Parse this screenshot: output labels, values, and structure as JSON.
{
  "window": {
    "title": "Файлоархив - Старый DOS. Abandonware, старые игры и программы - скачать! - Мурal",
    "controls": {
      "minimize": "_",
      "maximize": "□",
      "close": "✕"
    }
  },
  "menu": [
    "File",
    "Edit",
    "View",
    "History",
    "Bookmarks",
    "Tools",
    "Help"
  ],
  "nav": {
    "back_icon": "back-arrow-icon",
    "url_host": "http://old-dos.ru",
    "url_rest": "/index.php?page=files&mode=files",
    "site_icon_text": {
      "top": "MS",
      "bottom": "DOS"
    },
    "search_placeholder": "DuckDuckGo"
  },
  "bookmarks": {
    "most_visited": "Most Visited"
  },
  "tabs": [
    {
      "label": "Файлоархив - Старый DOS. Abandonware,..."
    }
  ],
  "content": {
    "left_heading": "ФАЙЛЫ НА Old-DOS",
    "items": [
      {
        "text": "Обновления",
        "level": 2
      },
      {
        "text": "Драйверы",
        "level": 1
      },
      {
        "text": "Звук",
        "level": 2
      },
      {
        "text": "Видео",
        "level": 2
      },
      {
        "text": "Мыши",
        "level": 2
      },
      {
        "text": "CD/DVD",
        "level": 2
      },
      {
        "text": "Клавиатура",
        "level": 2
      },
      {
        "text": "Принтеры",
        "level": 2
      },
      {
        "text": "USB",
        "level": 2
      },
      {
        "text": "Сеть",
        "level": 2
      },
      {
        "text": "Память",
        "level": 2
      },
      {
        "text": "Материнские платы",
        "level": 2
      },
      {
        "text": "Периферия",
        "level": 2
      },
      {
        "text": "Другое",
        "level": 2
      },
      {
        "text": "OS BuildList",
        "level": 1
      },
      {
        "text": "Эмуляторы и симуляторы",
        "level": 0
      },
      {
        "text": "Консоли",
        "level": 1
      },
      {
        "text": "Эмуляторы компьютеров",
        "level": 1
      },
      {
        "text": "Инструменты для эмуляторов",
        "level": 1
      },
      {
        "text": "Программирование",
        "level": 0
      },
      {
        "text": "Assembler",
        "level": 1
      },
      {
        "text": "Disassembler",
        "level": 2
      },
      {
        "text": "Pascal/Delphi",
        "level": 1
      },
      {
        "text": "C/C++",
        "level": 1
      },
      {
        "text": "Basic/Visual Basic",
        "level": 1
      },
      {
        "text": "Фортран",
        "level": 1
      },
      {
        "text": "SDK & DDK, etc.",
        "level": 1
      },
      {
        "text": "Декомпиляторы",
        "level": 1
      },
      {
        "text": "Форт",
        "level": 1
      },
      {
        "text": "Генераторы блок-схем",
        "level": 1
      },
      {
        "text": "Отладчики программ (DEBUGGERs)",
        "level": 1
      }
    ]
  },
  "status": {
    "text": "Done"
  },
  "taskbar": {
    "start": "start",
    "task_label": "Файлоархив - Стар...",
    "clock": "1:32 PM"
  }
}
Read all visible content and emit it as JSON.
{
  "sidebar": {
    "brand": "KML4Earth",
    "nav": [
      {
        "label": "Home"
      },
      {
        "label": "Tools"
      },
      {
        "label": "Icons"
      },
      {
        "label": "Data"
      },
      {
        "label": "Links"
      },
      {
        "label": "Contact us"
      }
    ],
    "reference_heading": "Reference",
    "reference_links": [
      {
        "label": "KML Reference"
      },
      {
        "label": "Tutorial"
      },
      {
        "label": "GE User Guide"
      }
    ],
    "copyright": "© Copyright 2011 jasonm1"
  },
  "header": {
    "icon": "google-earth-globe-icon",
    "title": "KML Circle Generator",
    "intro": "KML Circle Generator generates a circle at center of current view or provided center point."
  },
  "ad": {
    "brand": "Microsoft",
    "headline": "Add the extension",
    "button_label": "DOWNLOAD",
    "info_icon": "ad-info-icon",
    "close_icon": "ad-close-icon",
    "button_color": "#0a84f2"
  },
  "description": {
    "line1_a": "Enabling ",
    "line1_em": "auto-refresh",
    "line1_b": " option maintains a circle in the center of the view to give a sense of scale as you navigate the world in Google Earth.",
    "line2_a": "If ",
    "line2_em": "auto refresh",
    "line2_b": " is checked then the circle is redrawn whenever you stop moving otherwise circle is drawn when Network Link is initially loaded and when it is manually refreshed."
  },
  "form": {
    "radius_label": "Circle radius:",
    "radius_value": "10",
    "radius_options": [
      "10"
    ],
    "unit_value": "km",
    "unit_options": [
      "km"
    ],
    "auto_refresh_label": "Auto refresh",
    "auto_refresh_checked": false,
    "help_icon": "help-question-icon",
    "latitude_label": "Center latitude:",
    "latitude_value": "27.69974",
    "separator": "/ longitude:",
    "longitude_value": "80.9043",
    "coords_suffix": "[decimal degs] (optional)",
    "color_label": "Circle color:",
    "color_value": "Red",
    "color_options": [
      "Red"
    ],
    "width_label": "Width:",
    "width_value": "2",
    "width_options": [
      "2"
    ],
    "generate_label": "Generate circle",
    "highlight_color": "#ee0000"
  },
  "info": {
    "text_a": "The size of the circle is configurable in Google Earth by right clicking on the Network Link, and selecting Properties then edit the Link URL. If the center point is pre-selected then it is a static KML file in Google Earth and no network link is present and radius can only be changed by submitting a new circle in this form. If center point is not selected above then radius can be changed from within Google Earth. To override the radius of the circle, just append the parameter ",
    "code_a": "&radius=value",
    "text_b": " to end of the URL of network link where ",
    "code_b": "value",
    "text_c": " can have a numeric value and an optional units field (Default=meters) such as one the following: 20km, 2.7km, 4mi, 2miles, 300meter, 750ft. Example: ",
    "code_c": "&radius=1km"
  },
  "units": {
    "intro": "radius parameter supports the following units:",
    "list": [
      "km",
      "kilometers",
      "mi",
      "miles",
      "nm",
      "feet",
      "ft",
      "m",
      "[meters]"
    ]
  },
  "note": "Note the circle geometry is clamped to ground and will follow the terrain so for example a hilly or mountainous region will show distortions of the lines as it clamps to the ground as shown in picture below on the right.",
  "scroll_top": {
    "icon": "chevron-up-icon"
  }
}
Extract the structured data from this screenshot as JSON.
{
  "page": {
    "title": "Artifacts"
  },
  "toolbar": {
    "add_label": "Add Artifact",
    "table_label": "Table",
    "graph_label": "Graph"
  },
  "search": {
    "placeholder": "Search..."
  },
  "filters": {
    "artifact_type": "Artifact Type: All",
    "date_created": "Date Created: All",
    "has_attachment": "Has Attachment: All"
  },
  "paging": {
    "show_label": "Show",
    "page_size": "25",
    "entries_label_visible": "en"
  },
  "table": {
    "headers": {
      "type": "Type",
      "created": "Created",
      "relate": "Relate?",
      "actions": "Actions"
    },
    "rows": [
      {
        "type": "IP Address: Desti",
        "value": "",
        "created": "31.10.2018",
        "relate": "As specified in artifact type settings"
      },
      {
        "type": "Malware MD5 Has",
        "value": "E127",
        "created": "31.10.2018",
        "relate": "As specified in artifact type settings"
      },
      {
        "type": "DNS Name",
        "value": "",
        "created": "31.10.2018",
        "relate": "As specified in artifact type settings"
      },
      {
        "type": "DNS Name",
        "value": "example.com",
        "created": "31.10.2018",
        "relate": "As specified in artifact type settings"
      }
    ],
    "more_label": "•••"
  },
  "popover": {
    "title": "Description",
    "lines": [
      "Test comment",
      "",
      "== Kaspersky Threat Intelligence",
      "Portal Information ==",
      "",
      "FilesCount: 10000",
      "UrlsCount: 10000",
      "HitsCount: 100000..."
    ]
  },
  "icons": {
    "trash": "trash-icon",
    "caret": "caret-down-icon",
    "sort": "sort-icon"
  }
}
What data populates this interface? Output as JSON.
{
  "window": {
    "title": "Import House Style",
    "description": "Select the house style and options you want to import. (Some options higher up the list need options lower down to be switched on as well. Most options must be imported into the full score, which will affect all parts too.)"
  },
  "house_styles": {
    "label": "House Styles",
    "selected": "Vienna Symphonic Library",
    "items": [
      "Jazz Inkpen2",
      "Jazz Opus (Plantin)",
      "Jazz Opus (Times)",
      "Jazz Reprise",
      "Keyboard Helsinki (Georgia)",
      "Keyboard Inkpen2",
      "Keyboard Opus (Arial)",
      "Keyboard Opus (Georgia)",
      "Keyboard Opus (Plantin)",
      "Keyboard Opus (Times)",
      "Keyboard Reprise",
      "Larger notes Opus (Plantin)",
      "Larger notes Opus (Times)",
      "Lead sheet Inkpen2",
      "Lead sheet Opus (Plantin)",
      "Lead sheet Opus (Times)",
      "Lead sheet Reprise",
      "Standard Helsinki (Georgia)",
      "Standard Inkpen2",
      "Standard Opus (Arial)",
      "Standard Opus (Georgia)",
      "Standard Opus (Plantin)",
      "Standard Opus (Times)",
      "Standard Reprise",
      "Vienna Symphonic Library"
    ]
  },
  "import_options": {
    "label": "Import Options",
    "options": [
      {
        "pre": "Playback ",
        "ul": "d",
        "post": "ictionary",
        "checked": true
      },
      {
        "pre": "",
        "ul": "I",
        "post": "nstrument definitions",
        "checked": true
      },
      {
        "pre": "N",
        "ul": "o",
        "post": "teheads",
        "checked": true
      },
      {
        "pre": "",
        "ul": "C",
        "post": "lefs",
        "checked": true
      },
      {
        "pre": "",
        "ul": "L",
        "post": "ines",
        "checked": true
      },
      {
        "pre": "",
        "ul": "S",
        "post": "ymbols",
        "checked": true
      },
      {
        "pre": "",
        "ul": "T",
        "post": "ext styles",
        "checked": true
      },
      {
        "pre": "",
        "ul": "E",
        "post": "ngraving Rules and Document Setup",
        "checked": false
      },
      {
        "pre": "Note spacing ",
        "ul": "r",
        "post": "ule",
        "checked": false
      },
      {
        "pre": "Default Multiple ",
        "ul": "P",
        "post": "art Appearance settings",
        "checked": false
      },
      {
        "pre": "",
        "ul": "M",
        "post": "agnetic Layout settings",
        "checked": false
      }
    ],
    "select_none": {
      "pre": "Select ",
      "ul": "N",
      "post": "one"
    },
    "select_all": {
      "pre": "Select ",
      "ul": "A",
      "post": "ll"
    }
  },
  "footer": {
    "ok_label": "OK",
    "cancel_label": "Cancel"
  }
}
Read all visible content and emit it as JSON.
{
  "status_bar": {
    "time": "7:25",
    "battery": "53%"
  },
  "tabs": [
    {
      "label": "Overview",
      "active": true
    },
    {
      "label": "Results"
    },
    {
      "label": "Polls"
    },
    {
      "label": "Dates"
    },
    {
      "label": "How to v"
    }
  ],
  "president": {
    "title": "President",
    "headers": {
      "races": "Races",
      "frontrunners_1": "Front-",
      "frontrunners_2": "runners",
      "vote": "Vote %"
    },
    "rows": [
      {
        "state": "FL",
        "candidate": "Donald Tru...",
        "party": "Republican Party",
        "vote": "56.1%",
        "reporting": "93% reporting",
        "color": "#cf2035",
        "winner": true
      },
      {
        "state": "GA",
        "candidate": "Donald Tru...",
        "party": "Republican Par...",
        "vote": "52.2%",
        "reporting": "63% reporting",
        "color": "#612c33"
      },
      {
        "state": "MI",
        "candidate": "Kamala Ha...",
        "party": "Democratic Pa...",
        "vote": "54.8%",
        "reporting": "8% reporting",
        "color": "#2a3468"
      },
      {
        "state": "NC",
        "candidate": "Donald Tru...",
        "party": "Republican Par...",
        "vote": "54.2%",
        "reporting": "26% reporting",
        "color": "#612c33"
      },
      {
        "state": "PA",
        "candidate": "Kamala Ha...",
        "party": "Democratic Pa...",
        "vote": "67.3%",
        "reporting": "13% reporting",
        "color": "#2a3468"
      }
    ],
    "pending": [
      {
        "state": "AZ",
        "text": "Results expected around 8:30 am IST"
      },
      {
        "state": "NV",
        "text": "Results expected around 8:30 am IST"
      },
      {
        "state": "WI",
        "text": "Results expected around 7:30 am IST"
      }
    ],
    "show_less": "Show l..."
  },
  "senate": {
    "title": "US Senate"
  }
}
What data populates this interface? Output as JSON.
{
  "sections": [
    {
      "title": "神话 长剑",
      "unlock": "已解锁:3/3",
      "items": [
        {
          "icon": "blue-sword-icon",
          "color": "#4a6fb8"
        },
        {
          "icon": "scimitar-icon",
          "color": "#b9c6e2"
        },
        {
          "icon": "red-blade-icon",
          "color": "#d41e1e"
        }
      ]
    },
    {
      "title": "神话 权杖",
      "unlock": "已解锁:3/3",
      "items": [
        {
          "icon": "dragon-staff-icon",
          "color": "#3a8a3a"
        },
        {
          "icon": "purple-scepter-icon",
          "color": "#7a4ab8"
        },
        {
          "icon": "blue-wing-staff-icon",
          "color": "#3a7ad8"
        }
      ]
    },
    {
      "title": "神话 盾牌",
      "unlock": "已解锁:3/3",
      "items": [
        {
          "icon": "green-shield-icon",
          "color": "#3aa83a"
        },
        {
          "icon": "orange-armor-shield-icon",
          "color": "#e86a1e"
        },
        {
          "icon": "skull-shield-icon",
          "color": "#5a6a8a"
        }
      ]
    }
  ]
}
○ ○ ○ ○
→ Given exercise
From the listing above, collect each line in which the string "blue" appears.

→ Result
          "icon": "blue-sword-icon",
          "icon": "blue-wing-staff-icon",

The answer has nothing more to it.